INFORMATION PROVIDED:
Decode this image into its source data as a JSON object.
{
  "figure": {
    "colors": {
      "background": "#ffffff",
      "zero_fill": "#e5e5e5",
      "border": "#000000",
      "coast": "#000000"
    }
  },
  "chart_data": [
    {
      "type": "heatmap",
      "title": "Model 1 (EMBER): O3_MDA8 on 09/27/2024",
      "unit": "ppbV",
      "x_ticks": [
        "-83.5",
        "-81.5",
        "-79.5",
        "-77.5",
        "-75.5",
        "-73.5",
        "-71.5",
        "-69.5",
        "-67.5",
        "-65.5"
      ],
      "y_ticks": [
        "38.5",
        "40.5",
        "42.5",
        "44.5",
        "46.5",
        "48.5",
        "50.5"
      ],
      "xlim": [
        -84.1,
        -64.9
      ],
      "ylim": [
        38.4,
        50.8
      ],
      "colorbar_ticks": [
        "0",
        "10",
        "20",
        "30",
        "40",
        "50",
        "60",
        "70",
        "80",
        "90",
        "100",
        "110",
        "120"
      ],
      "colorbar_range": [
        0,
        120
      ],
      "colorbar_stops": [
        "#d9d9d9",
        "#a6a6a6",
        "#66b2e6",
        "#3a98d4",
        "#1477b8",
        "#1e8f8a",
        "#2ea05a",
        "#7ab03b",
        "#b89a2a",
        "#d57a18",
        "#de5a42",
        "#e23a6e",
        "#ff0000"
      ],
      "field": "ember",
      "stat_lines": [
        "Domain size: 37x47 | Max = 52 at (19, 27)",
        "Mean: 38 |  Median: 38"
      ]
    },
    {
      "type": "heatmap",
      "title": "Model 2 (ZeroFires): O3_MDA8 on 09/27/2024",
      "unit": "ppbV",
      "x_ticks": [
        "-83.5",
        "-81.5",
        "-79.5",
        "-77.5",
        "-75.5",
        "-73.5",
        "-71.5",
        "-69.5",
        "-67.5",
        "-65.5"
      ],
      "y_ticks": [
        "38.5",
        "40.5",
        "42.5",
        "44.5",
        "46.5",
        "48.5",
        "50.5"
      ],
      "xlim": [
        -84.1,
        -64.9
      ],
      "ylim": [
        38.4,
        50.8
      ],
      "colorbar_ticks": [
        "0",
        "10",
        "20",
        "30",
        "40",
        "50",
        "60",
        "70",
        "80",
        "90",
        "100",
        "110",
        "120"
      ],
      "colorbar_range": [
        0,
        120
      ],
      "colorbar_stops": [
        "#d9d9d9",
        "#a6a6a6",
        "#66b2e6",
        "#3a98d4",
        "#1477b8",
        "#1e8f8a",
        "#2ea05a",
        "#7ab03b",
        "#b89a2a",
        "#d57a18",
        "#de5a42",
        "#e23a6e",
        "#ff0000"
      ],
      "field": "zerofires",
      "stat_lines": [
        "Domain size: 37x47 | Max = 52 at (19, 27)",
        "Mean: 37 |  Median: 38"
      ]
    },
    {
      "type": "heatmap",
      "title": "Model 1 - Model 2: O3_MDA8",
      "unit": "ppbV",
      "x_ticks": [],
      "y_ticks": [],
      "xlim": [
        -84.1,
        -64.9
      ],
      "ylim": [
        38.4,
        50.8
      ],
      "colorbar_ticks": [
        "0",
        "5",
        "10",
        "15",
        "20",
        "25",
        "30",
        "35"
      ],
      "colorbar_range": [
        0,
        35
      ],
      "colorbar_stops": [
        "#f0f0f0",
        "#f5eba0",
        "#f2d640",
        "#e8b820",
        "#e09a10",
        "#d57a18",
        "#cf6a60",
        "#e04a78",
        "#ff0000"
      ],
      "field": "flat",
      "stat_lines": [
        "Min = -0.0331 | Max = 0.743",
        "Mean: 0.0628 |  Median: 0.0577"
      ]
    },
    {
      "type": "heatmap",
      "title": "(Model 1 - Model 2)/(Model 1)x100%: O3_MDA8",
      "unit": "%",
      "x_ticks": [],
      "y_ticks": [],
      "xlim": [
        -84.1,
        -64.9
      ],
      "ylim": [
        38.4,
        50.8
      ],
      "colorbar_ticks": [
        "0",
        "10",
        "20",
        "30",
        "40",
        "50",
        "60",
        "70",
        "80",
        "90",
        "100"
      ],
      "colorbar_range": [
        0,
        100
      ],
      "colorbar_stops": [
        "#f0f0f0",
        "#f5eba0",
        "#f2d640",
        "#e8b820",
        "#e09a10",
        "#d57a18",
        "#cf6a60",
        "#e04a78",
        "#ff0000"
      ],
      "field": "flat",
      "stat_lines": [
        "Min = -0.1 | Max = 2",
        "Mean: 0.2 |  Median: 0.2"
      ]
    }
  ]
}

DESCRIPTION OF THE TASK: Repeat the material word for word, in full.

EXERCISE SOLUTION:
Decode this image into its source data as a JSON object.
{
  "figure": {
    "colors": {
      "background": "#ffffff",
      "zero_fill": "#e5e5e5",
      "border": "#000000",
      "coast": "#000000"
    }
  },
  "chart_data": [
    {
      "type": "heatmap",
      "title": "Model 1 (EMBER): O3_MDA8 on 09/27/2024",
      "unit": "ppbV",
      "x_ticks": [
        "-83.5",
        "-81.5",
        "-79.5",
        "-77.5",
        "-75.5",
        "-73.5",
        "-71.5",
        "-69.5",
        "-67.5",
        "-65.5"
      ],
      "y_ticks": [
        "38.5",
        "40.5",
        "42.5",
        "44.5",
        "46.5",
        "48.5",
        "50.5"
      ],
      "xlim": [
        -84.1,
        -64.9
      ],
      "ylim": [
        38.4,
        50.8
      ],
      "colorbar_ticks": [
        "0",
        "10",
        "20",
        "30",
        "40",
        "50",
        "60",
        "70",
        "80",
        "90",
        "100",
        "110",
        "120"
      ],
      "colorbar_range": [
        0,
        120
      ],
      "colorbar_stops": [
        "#d9d9d9",
        "#a6a6a6",
        "#66b2e6",
        "#3a98d4",
        "#1477b8",
        "#1e8f8a",
        "#2ea05a",
        "#7ab03b",
        "#b89a2a",
        "#d57a18",
        "#de5a42",
        "#e23a6e",
        "#ff0000"
      ],
      "field": "ember",
      "stat_lines": [
        "Domain size: 37x47 | Max = 52 at (19, 27)",
        "Mean: 38 |  Median: 38"
      ]
    },
    {
      "type": "heatmap",
      "title": "Model 2 (ZeroFires): O3_MDA8 on 09/27/2024",
      "unit": "ppbV",
      "x_ticks": [
        "-83.5",
        "-81.5",
        "-79.5",
        "-77.5",
        "-75.5",
        "-73.5",
        "-71.5",
        "-69.5",
        "-67.5",
        "-65.5"
      ],
      "y_ticks": [
        "38.5",
        "40.5",
        "42.5",
        "44.5",
        "46.5",
        "48.5",
        "50.5"
      ],
      "xlim": [
        -84.1,
        -64.9
      ],
      "ylim": [
        38.4,
        50.8
      ],
      "colorbar_ticks": [
        "0",
        "10",
        "20",
        "30",
        "40",
        "50",
        "60",
        "70",
        "80",
        "90",
        "100",
        "110",
        "120"
      ],
      "colorbar_range": [
        0,
        120
      ],
      "colorbar_stops": [
        "#d9d9d9",
        "#a6a6a6",
        "#66b2e6",
        "#3a98d4",
        "#1477b8",
        "#1e8f8a",
        "#2ea05a",
        "#7ab03b",
        "#b89a2a",
        "#d57a18",
        "#de5a42",
        "#e23a6e",
        "#ff0000"
      ],
      "field": "zerofires",
      "stat_lines": [
        "Domain size: 37x47 | Max = 52 at (19, 27)",
        "Mean: 37 |  Median: 38"
      ]
    },
    {
      "type": "heatmap",
      "title": "Model 1 - Model 2: O3_MDA8",
      "unit": "ppbV",
      "x_ticks": [],
      "y_ticks": [],
      "xlim": [
        -84.1,
        -64.9
      ],
      "ylim": [
        38.4,
        50.8
      ],
      "colorbar_ticks": [
        "0",
        "5",
        "10",
        "15",
        "20",
        "25",
        "30",
        "35"
      ],
      "colorbar_range": [
        0,
        35
      ],
      "colorbar_stops": [
        "#f0f0f0",
        "#f5eba0",
        "#f2d640",
        "#e8b820",
        "#e09a10",
        "#d57a18",
        "#cf6a60",
        "#e04a78",
        "#ff0000"
      ],
      "field": "flat",
      "stat_lines": [
        "Min = -0.0331 | Max = 0.743",
        "Mean: 0.0628 |  Median: 0.0577"
      ]
    },
    {
      "type": "heatmap",
      "title": "(Model 1 - Model 2)/(Model 1)x100%: O3_MDA8",
      "unit": "%",
      "x_ticks": [],
      "y_ticks": [],
      "xlim": [
        -84.1,
        -64.9
      ],
      "ylim": [
        38.4,
        50.8
      ],
      "colorbar_ticks": [
        "0",
        "10",
        "20",
        "30",
        "40",
        "50",
        "60",
        "70",
        "80",
        "90",
        "100"
      ],
      "colorbar_range": [
        0,
        100
      ],
      "colorbar_stops": [
        "#f0f0f0",
        "#f5eba0",
        "#f2d640",
        "#e8b820",
        "#e09a10",
        "#d57a18",
        "#cf6a60",
        "#e04a78",
        "#ff0000"
      ],
      "field": "flat",
      "stat_lines": [
        "Min = -0.1 | Max = 2",
        "Mean: 0.2 |  Median: 0.2"
      ]
    }
  ]
}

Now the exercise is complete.